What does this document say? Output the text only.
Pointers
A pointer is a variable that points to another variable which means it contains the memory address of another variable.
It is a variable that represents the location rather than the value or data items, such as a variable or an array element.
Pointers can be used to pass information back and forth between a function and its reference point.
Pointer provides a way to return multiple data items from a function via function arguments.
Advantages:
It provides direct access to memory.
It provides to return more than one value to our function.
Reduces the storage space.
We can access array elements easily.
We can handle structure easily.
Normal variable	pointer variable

+++

Required work: Copy out each line exactly.

Response:
What does this document say? Output the text only.
Pointers
A pointer is a variable that points to another variable which means it contains the memory address of another variable.
It is a variable that represents the location rather than the value or data items, such as a variable or an array element.
Pointers can be used to pass information back and forth between a function and its reference point.
Pointer provides a way to return multiple data items from a function via function arguments.
Advantages:
It provides direct access to memory.
It provides to return more than one value to our function.
Reduces the storage space.
We can access array elements easily.
We can handle structure easily.
Normal variable	pointer variable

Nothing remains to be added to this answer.